▶ TO DO
Transcribe the records that follow exactly. Skip the pictures.

▶ LISTING
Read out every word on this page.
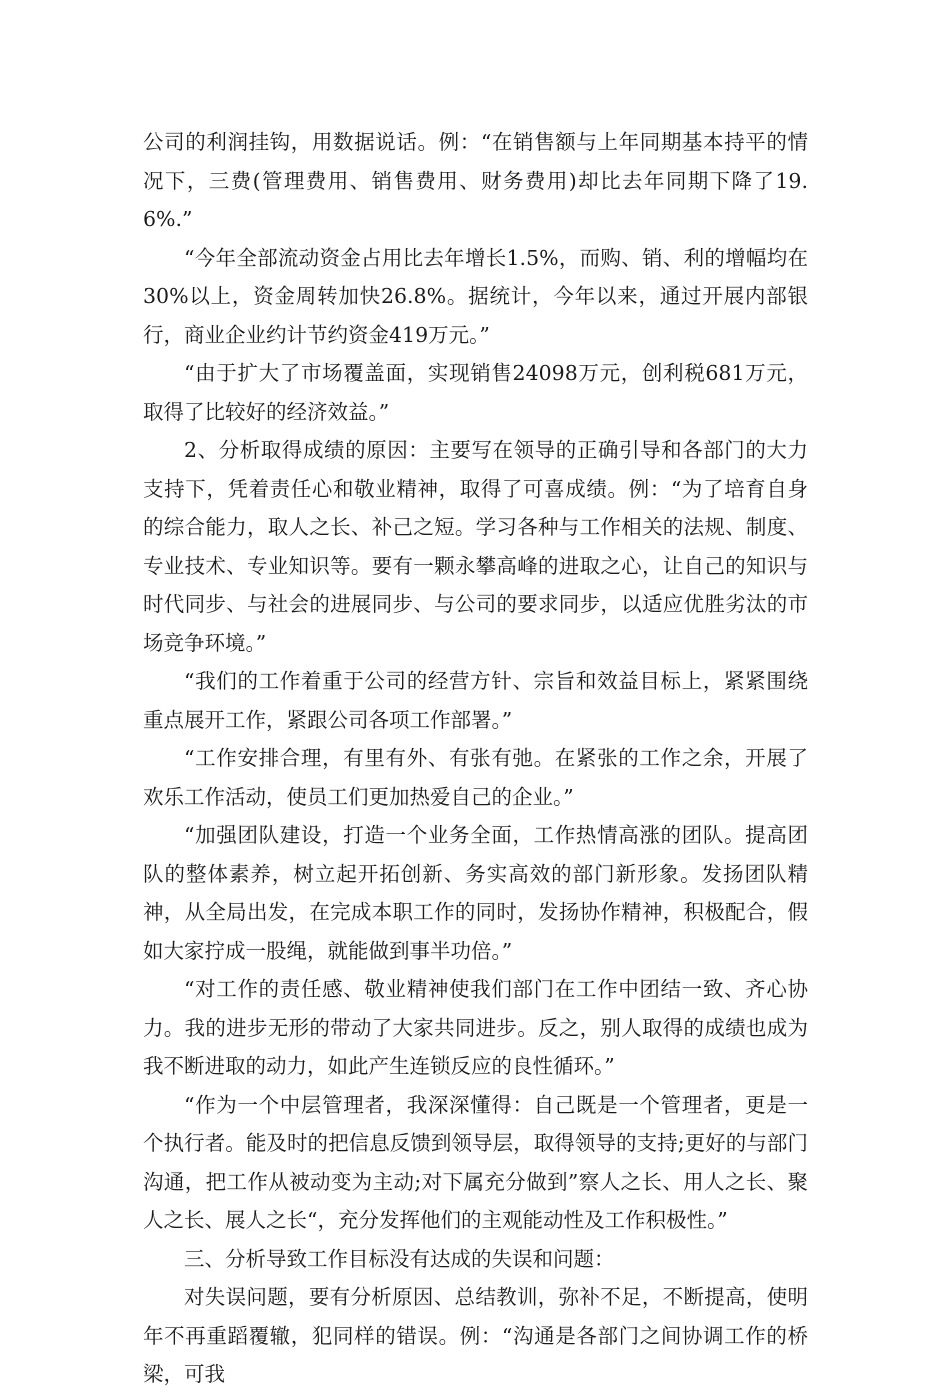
公司的利润挂钩，用数据说话。例：“在销售额与上年同期基本持平的情况下，三费(管理费用、销售费用、财务费用)却比去年同期下降了19.6%.”

“今年全部流动资金占用比去年增长1.5%，而购、销、利的增幅均在30%以上，资金周转加快26.8%。据统计，今年以来，通过开展内部银行，商业企业约计节约资金419万元。”

“由于扩大了市场覆盖面，实现销售24098万元，创利税681万元，取得了比较好的经济效益。”

2、分析取得成绩的原因：主要写在领导的正确引导和各部门的大力支持下，凭着责任心和敬业精神，取得了可喜成绩。例：“为了培育自身的综合能力，取人之长、补己之短。学习各种与工作相关的法规、制度、专业技术、专业知识等。要有一颗永攀高峰的进取之心，让自己的知识与时代同步、与社会的进展同步、与公司的要求同步，以适应优胜劣汰的市场竞争环境。”

“我们的工作着重于公司的经营方针、宗旨和效益目标上，紧紧围绕重点展开工作，紧跟公司各项工作部署。”

“工作安排合理，有里有外、有张有弛。在紧张的工作之余，开展了欢乐工作活动，使员工们更加热爱自己的企业。”

“加强团队建设，打造一个业务全面，工作热情高涨的团队。提高团队的整体素养，树立起开拓创新、务实高效的部门新形象。发扬团队精神，从全局出发，在完成本职工作的同时，发扬协作精神，积极配合，假如大家拧成一股绳，就能做到事半功倍。”

“对工作的责任感、敬业精神使我们部门在工作中团结一致、齐心协力。我的进步无形的带动了大家共同进步。反之，别人取得的成绩也成为我不断进取的动力，如此产生连锁反应的良性循环。”

“作为一个中层管理者，我深深懂得：自己既是一个管理者，更是一个执行者。能及时的把信息反馈到领导层，取得领导的支持;更好的与部门沟通，把工作从被动变为主动;对下属充分做到”察人之长、用人之长、聚人之长、展人之长“，充分发挥他们的主观能动性及工作积极性。”

三、分析导致工作目标没有达成的失误和问题：

对失误问题，要有分析原因、总结教训，弥补不足，不断提高，使明年不再重蹈覆辙，犯同样的错误。例：“沟通是各部门之间协调工作的桥梁，可我
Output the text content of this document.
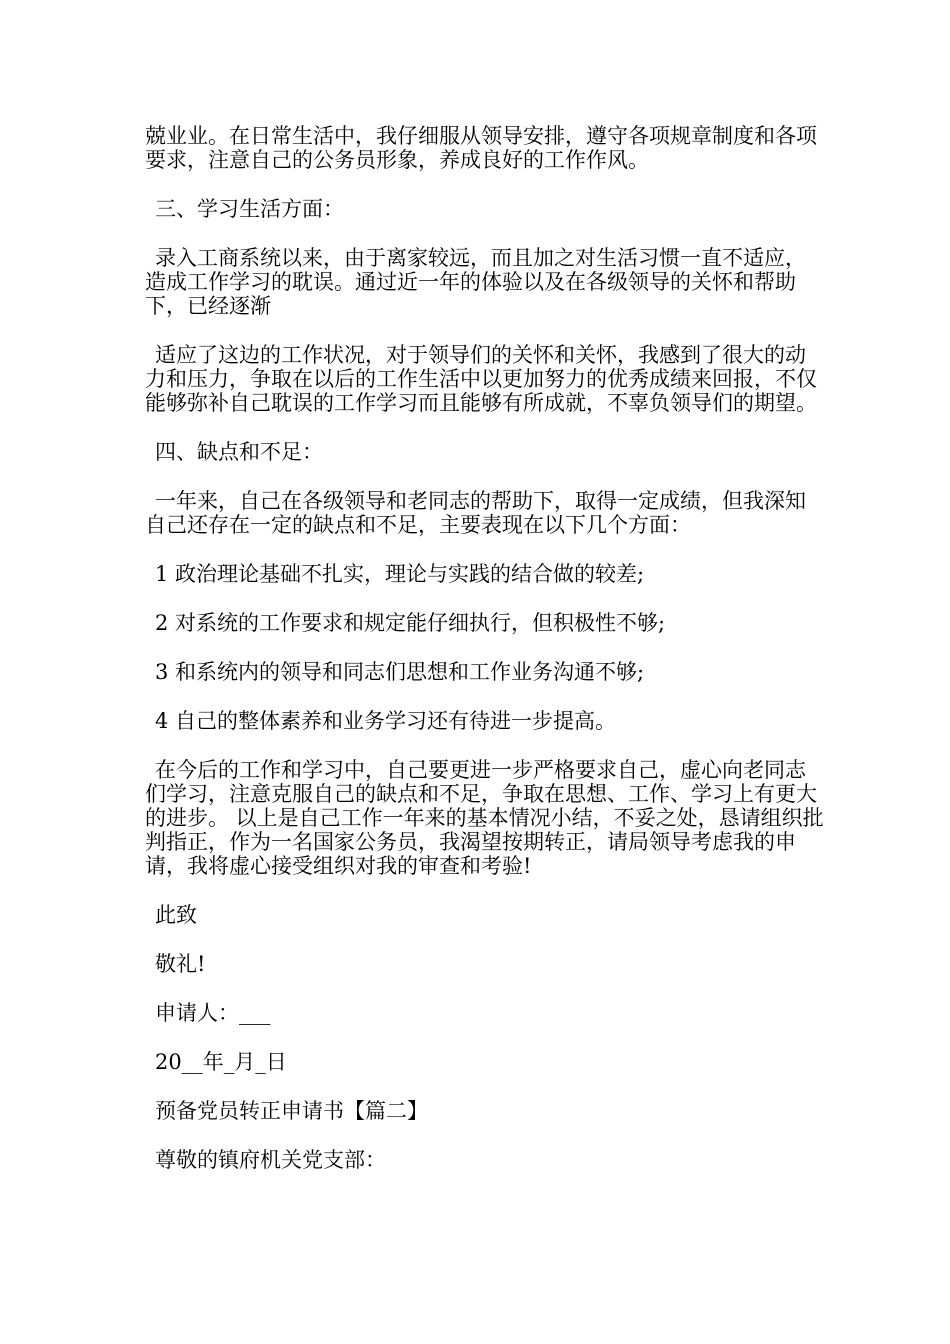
兢业业。在日常生活中，我仔细服从领导安排，遵守各项规章制度和各项要求，注意自己的公务员形象，养成良好的工作作风。

三、学习生活方面：

录入工商系统以来，由于离家较远，而且加之对生活习惯一直不适应，造成工作学习的耽误。通过近一年的体验以及在各级领导的关怀和帮助下，已经逐渐

适应了这边的工作状况，对于领导们的关怀和关怀，我感到了很大的动力和压力，争取在以后的工作生活中以更加努力的优秀成绩来回报，不仅能够弥补自己耽误的工作学习而且能够有所成就，不辜负领导们的期望。

四、缺点和不足：

一年来，自己在各级领导和老同志的帮助下，取得一定成绩，但我深知自己还存在一定的缺点和不足，主要表现在以下几个方面：

1 政治理论基础不扎实，理论与实践的结合做的较差;

2 对系统的工作要求和规定能仔细执行，但积极性不够;

3 和系统内的领导和同志们思想和工作业务沟通不够;

4 自己的整体素养和业务学习还有待进一步提高。

在今后的工作和学习中，自己要更进一步严格要求自己，虚心向老同志们学习，注意克服自己的缺点和不足，争取在思想、工作、学习上有更大的进步。 以上是自己工作一年来的基本情况小结，不妥之处，恳请组织批判指正，作为一名国家公务员，我渴望按期转正，请局领导考虑我的申请，我将虚心接受组织对我的审查和考验!

此致

敬礼!

申请人：___

20__年_月_日

预备党员转正申请书【篇二】

尊敬的镇府机关党支部：
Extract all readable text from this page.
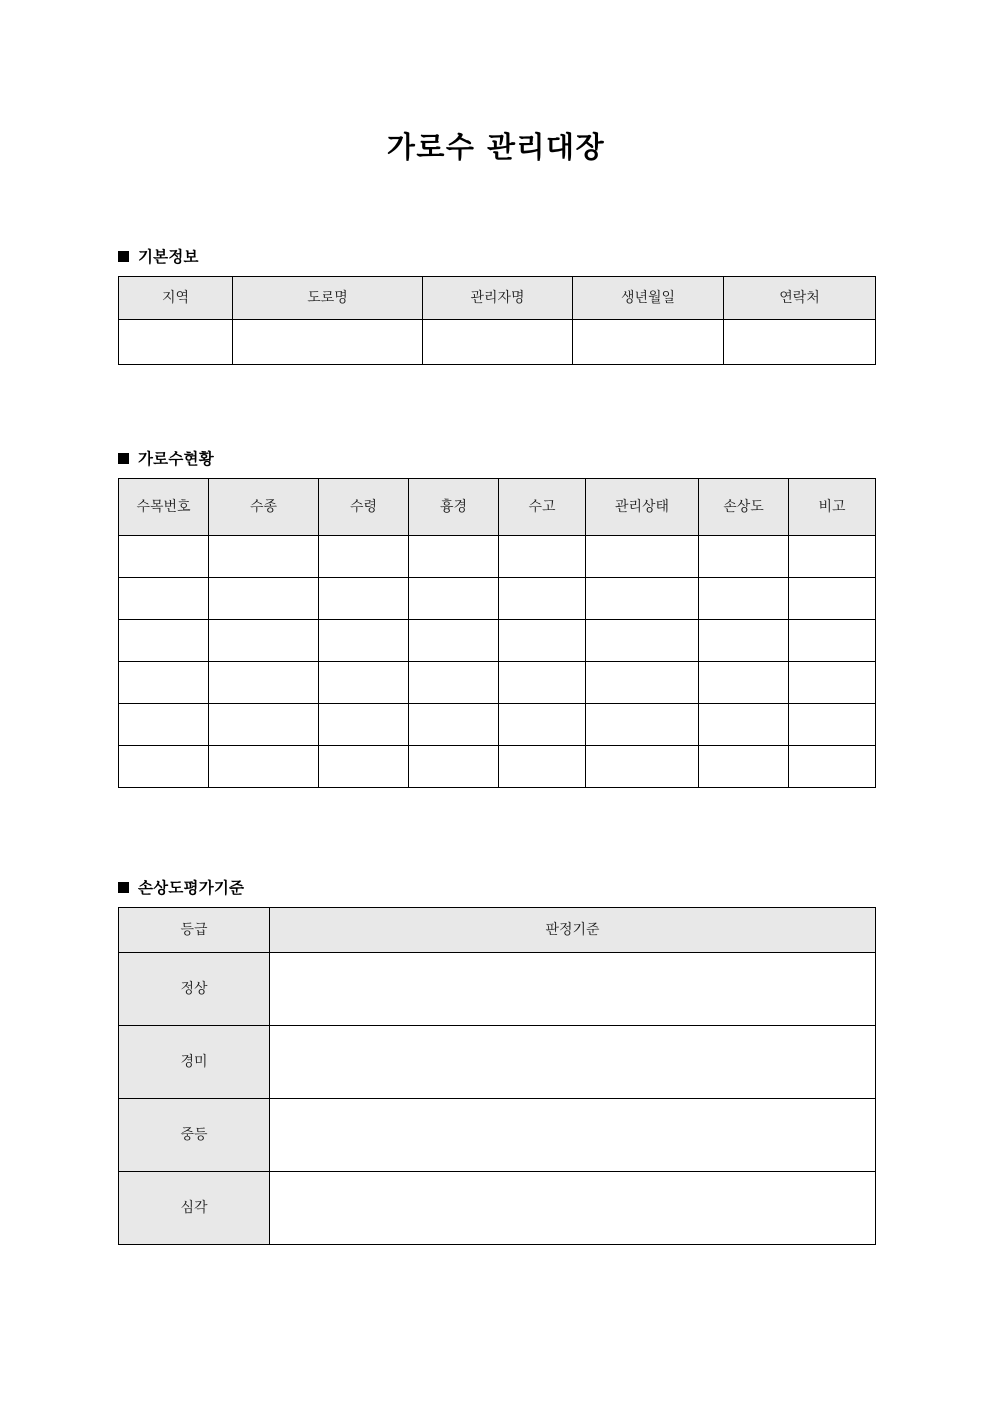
가로수 관리대장
기본정보
지역	도로명	관리자명	생년월일	연락처

가로수현황
수목번호	수종	수령	흉경	수고	관리상태	손상도	비고

손상도평가기준
등급	판정기준
정상	
경미	
중등	
심각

▶ WRITTEN SOLUTION
Read out every word on this page.
公司的利润挂钩，用数据说话。例：“在销售额与上年同期基本持平的情况下，三费(管理费用、销售费用、财务费用)却比去年同期下降了19.6%.”

“今年全部流动资金占用比去年增长1.5%，而购、销、利的增幅均在30%以上，资金周转加快26.8%。据统计，今年以来，通过开展内部银行，商业企业约计节约资金419万元。”

“由于扩大了市场覆盖面，实现销售24098万元，创利税681万元，取得了比较好的经济效益。”

2、分析取得成绩的原因：主要写在领导的正确引导和各部门的大力支持下，凭着责任心和敬业精神，取得了可喜成绩。例：“为了培育自身的综合能力，取人之长、补己之短。学习各种与工作相关的法规、制度、专业技术、专业知识等。要有一颗永攀高峰的进取之心，让自己的知识与时代同步、与社会的进展同步、与公司的要求同步，以适应优胜劣汰的市场竞争环境。”

“我们的工作着重于公司的经营方针、宗旨和效益目标上，紧紧围绕重点展开工作，紧跟公司各项工作部署。”

“工作安排合理，有里有外、有张有弛。在紧张的工作之余，开展了欢乐工作活动，使员工们更加热爱自己的企业。”

“加强团队建设，打造一个业务全面，工作热情高涨的团队。提高团队的整体素养，树立起开拓创新、务实高效的部门新形象。发扬团队精神，从全局出发，在完成本职工作的同时，发扬协作精神，积极配合，假如大家拧成一股绳，就能做到事半功倍。”

“对工作的责任感、敬业精神使我们部门在工作中团结一致、齐心协力。我的进步无形的带动了大家共同进步。反之，别人取得的成绩也成为我不断进取的动力，如此产生连锁反应的良性循环。”

“作为一个中层管理者，我深深懂得：自己既是一个管理者，更是一个执行者。能及时的把信息反馈到领导层，取得领导的支持;更好的与部门沟通，把工作从被动变为主动;对下属充分做到”察人之长、用人之长、聚人之长、展人之长“，充分发挥他们的主观能动性及工作积极性。”

三、分析导致工作目标没有达成的失误和问题：

对失误问题，要有分析原因、总结教训，弥补不足，不断提高，使明年不再重蹈覆辙，犯同样的错误。例：“沟通是各部门之间协调工作的桥梁，可我
Output the text content of this document.
兢业业。在日常生活中，我仔细服从领导安排，遵守各项规章制度和各项要求，注意自己的公务员形象，养成良好的工作作风。

三、学习生活方面：

录入工商系统以来，由于离家较远，而且加之对生活习惯一直不适应，造成工作学习的耽误。通过近一年的体验以及在各级领导的关怀和帮助下，已经逐渐

适应了这边的工作状况，对于领导们的关怀和关怀，我感到了很大的动力和压力，争取在以后的工作生活中以更加努力的优秀成绩来回报，不仅能够弥补自己耽误的工作学习而且能够有所成就，不辜负领导们的期望。

四、缺点和不足：

一年来，自己在各级领导和老同志的帮助下，取得一定成绩，但我深知自己还存在一定的缺点和不足，主要表现在以下几个方面：

1 政治理论基础不扎实，理论与实践的结合做的较差;

2 对系统的工作要求和规定能仔细执行，但积极性不够;

3 和系统内的领导和同志们思想和工作业务沟通不够;

4 自己的整体素养和业务学习还有待进一步提高。

在今后的工作和学习中，自己要更进一步严格要求自己，虚心向老同志们学习，注意克服自己的缺点和不足，争取在思想、工作、学习上有更大的进步。 以上是自己工作一年来的基本情况小结，不妥之处，恳请组织批判指正，作为一名国家公务员，我渴望按期转正，请局领导考虑我的申请，我将虚心接受组织对我的审查和考验!

此致

敬礼!

申请人：___

20__年_月_日

预备党员转正申请书【篇二】

尊敬的镇府机关党支部：
Extract all readable text from this page.
가로수 관리대장
기본정보
지역	도로명	관리자명	생년월일	연락처

가로수현황
수목번호	수종	수령	흉경	수고	관리상태	손상도	비고

손상도평가기준
등급	판정기준
정상	
경미	
중등	
심각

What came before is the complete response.